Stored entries
--

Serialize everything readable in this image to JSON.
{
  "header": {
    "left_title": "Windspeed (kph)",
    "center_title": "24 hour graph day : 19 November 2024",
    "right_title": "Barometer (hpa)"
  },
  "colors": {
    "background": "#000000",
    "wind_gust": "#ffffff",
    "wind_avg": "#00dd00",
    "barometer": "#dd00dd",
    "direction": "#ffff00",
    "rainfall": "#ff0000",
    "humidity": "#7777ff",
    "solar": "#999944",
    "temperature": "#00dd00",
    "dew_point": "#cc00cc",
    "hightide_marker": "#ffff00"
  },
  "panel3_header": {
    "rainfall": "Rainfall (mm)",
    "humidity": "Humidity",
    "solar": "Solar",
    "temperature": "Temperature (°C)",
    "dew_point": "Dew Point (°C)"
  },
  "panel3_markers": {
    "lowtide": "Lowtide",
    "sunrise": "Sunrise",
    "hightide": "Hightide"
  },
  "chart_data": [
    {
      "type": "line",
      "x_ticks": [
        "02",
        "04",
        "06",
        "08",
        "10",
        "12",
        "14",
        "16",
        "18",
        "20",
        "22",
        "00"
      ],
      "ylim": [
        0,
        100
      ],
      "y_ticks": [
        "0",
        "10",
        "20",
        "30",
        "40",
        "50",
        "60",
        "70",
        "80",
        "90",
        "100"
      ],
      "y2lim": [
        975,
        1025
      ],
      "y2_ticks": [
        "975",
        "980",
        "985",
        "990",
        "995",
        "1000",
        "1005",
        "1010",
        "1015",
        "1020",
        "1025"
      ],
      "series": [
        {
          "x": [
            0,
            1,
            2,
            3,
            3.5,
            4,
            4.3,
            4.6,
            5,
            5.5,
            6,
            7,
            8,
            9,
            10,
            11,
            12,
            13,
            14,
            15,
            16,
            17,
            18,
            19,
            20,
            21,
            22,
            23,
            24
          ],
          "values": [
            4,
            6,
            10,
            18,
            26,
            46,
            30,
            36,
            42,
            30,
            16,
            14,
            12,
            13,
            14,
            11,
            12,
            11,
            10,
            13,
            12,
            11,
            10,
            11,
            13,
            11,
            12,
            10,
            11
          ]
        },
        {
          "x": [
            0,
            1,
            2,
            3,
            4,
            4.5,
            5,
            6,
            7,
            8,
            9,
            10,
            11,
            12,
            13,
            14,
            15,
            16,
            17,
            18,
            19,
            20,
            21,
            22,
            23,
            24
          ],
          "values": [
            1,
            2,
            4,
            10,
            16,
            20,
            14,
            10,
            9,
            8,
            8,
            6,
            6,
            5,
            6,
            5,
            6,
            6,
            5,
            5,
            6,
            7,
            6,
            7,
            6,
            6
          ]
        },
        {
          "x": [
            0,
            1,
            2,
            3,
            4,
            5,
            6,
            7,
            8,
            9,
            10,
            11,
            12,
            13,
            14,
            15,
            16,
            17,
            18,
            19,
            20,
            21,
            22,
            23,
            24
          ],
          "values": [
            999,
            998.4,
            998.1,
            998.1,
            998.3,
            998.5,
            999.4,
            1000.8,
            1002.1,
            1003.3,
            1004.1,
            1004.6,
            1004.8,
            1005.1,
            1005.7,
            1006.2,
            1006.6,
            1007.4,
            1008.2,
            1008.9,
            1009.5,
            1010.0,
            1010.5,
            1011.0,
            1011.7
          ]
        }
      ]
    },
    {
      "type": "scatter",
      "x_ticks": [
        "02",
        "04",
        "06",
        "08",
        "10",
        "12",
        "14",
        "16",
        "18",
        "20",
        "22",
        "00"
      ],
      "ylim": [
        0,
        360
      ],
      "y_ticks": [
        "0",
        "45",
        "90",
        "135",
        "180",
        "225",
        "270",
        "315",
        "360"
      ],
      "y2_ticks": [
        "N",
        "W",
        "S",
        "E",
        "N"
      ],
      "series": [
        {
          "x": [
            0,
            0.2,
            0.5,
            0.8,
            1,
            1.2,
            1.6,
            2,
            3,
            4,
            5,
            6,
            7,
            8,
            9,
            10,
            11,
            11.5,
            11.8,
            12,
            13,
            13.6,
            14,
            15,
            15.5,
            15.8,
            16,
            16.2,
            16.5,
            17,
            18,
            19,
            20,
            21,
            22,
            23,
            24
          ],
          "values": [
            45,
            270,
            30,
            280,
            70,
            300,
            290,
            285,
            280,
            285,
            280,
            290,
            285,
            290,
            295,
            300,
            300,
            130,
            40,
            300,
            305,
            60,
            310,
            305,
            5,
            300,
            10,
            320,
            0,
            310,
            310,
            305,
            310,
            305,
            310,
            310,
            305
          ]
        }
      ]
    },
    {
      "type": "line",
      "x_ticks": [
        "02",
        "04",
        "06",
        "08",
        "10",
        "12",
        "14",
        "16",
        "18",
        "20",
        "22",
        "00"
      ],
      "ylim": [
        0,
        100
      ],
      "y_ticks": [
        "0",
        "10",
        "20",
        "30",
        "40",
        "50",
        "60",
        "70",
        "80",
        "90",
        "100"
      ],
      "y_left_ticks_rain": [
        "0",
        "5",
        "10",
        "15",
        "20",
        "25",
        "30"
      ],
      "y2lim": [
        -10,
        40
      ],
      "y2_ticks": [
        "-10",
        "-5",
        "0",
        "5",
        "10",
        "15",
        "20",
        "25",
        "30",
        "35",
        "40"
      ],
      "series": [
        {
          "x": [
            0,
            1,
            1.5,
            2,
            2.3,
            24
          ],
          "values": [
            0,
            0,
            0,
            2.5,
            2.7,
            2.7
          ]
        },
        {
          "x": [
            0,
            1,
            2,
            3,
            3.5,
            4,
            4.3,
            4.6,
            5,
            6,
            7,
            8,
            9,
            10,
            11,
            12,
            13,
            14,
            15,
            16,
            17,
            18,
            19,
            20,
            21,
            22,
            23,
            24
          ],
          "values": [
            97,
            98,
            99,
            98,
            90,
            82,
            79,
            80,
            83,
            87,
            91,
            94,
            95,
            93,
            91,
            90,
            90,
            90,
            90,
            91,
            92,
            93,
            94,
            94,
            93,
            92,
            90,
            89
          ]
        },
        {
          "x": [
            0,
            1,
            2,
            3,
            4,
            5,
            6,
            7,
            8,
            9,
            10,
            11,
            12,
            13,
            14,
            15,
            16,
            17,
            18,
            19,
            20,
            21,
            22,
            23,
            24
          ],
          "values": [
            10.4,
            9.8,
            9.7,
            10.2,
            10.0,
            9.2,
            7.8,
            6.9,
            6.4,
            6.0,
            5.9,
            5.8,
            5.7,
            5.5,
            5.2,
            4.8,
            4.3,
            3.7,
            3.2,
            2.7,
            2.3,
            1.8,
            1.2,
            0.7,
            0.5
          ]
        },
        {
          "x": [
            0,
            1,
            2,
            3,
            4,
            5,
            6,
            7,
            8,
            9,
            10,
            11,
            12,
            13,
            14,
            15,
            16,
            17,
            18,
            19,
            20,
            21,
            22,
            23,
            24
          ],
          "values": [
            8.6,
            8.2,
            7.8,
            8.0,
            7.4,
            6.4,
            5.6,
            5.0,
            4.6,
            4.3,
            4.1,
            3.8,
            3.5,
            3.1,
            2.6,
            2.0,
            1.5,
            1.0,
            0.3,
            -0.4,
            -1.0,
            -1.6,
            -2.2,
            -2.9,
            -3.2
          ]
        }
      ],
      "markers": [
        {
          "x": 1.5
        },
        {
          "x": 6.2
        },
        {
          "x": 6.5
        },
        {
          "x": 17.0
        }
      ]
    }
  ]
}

--

**Problem**:
Print every line of the records exactly. Omit nothing.

**Full answer**:
Serialize everything readable in this image to JSON.
{
  "header": {
    "left_title": "Windspeed (kph)",
    "center_title": "24 hour graph day : 19 November 2024",
    "right_title": "Barometer (hpa)"
  },
  "colors": {
    "background": "#000000",
    "wind_gust": "#ffffff",
    "wind_avg": "#00dd00",
    "barometer": "#dd00dd",
    "direction": "#ffff00",
    "rainfall": "#ff0000",
    "humidity": "#7777ff",
    "solar": "#999944",
    "temperature": "#00dd00",
    "dew_point": "#cc00cc",
    "hightide_marker": "#ffff00"
  },
  "panel3_header": {
    "rainfall": "Rainfall (mm)",
    "humidity": "Humidity",
    "solar": "Solar",
    "temperature": "Temperature (°C)",
    "dew_point": "Dew Point (°C)"
  },
  "panel3_markers": {
    "lowtide": "Lowtide",
    "sunrise": "Sunrise",
    "hightide": "Hightide"
  },
  "chart_data": [
    {
      "type": "line",
      "x_ticks": [
        "02",
        "04",
        "06",
        "08",
        "10",
        "12",
        "14",
        "16",
        "18",
        "20",
        "22",
        "00"
      ],
      "ylim": [
        0,
        100
      ],
      "y_ticks": [
        "0",
        "10",
        "20",
        "30",
        "40",
        "50",
        "60",
        "70",
        "80",
        "90",
        "100"
      ],
      "y2lim": [
        975,
        1025
      ],
      "y2_ticks": [
        "975",
        "980",
        "985",
        "990",
        "995",
        "1000",
        "1005",
        "1010",
        "1015",
        "1020",
        "1025"
      ],
      "series": [
        {
          "x": [
            0,
            1,
            2,
            3,
            3.5,
            4,
            4.3,
            4.6,
            5,
            5.5,
            6,
            7,
            8,
            9,
            10,
            11,
            12,
            13,
            14,
            15,
            16,
            17,
            18,
            19,
            20,
            21,
            22,
            23,
            24
          ],
          "values": [
            4,
            6,
            10,
            18,
            26,
            46,
            30,
            36,
            42,
            30,
            16,
            14,
            12,
            13,
            14,
            11,
            12,
            11,
            10,
            13,
            12,
            11,
            10,
            11,
            13,
            11,
            12,
            10,
            11
          ]
        },
        {
          "x": [
            0,
            1,
            2,
            3,
            4,
            4.5,
            5,
            6,
            7,
            8,
            9,
            10,
            11,
            12,
            13,
            14,
            15,
            16,
            17,
            18,
            19,
            20,
            21,
            22,
            23,
            24
          ],
          "values": [
            1,
            2,
            4,
            10,
            16,
            20,
            14,
            10,
            9,
            8,
            8,
            6,
            6,
            5,
            6,
            5,
            6,
            6,
            5,
            5,
            6,
            7,
            6,
            7,
            6,
            6
          ]
        },
        {
          "x": [
            0,
            1,
            2,
            3,
            4,
            5,
            6,
            7,
            8,
            9,
            10,
            11,
            12,
            13,
            14,
            15,
            16,
            17,
            18,
            19,
            20,
            21,
            22,
            23,
            24
          ],
          "values": [
            999,
            998.4,
            998.1,
            998.1,
            998.3,
            998.5,
            999.4,
            1000.8,
            1002.1,
            1003.3,
            1004.1,
            1004.6,
            1004.8,
            1005.1,
            1005.7,
            1006.2,
            1006.6,
            1007.4,
            1008.2,
            1008.9,
            1009.5,
            1010.0,
            1010.5,
            1011.0,
            1011.7
          ]
        }
      ]
    },
    {
      "type": "scatter",
      "x_ticks": [
        "02",
        "04",
        "06",
        "08",
        "10",
        "12",
        "14",
        "16",
        "18",
        "20",
        "22",
        "00"
      ],
      "ylim": [
        0,
        360
      ],
      "y_ticks": [
        "0",
        "45",
        "90",
        "135",
        "180",
        "225",
        "270",
        "315",
        "360"
      ],
      "y2_ticks": [
        "N",
        "W",
        "S",
        "E",
        "N"
      ],
      "series": [
        {
          "x": [
            0,
            0.2,
            0.5,
            0.8,
            1,
            1.2,
            1.6,
            2,
            3,
            4,
            5,
            6,
            7,
            8,
            9,
            10,
            11,
            11.5,
            11.8,
            12,
            13,
            13.6,
            14,
            15,
            15.5,
            15.8,
            16,
            16.2,
            16.5,
            17,
            18,
            19,
            20,
            21,
            22,
            23,
            24
          ],
          "values": [
            45,
            270,
            30,
            280,
            70,
            300,
            290,
            285,
            280,
            285,
            280,
            290,
            285,
            290,
            295,
            300,
            300,
            130,
            40,
            300,
            305,
            60,
            310,
            305,
            5,
            300,
            10,
            320,
            0,
            310,
            310,
            305,
            310,
            305,
            310,
            310,
            305
          ]
        }
      ]
    },
    {
      "type": "line",
      "x_ticks": [
        "02",
        "04",
        "06",
        "08",
        "10",
        "12",
        "14",
        "16",
        "18",
        "20",
        "22",
        "00"
      ],
      "ylim": [
        0,
        100
      ],
      "y_ticks": [
        "0",
        "10",
        "20",
        "30",
        "40",
        "50",
        "60",
        "70",
        "80",
        "90",
        "100"
      ],
      "y_left_ticks_rain": [
        "0",
        "5",
        "10",
        "15",
        "20",
        "25",
        "30"
      ],
      "y2lim": [
        -10,
        40
      ],
      "y2_ticks": [
        "-10",
        "-5",
        "0",
        "5",
        "10",
        "15",
        "20",
        "25",
        "30",
        "35",
        "40"
      ],
      "series": [
        {
          "x": [
            0,
            1,
            1.5,
            2,
            2.3,
            24
          ],
          "values": [
            0,
            0,
            0,
            2.5,
            2.7,
            2.7
          ]
        },
        {
          "x": [
            0,
            1,
            2,
            3,
            3.5,
            4,
            4.3,
            4.6,
            5,
            6,
            7,
            8,
            9,
            10,
            11,
            12,
            13,
            14,
            15,
            16,
            17,
            18,
            19,
            20,
            21,
            22,
            23,
            24
          ],
          "values": [
            97,
            98,
            99,
            98,
            90,
            82,
            79,
            80,
            83,
            87,
            91,
            94,
            95,
            93,
            91,
            90,
            90,
            90,
            90,
            91,
            92,
            93,
            94,
            94,
            93,
            92,
            90,
            89
          ]
        },
        {
          "x": [
            0,
            1,
            2,
            3,
            4,
            5,
            6,
            7,
            8,
            9,
            10,
            11,
            12,
            13,
            14,
            15,
            16,
            17,
            18,
            19,
            20,
            21,
            22,
            23,
            24
          ],
          "values": [
            10.4,
            9.8,
            9.7,
            10.2,
            10.0,
            9.2,
            7.8,
            6.9,
            6.4,
            6.0,
            5.9,
            5.8,
            5.7,
            5.5,
            5.2,
            4.8,
            4.3,
            3.7,
            3.2,
            2.7,
            2.3,
            1.8,
            1.2,
            0.7,
            0.5
          ]
        },
        {
          "x": [
            0,
            1,
            2,
            3,
            4,
            5,
            6,
            7,
            8,
            9,
            10,
            11,
            12,
            13,
            14,
            15,
            16,
            17,
            18,
            19,
            20,
            21,
            22,
            23,
            24
          ],
          "values": [
            8.6,
            8.2,
            7.8,
            8.0,
            7.4,
            6.4,
            5.6,
            5.0,
            4.6,
            4.3,
            4.1,
            3.8,
            3.5,
            3.1,
            2.6,
            2.0,
            1.5,
            1.0,
            0.3,
            -0.4,
            -1.0,
            -1.6,
            -2.2,
            -2.9,
            -3.2
          ]
        }
      ],
      "markers": [
        {
          "x": 1.5
        },
        {
          "x": 6.2
        },
        {
          "x": 6.5
        },
        {
          "x": 17.0
        }
      ]
    }
  ]
}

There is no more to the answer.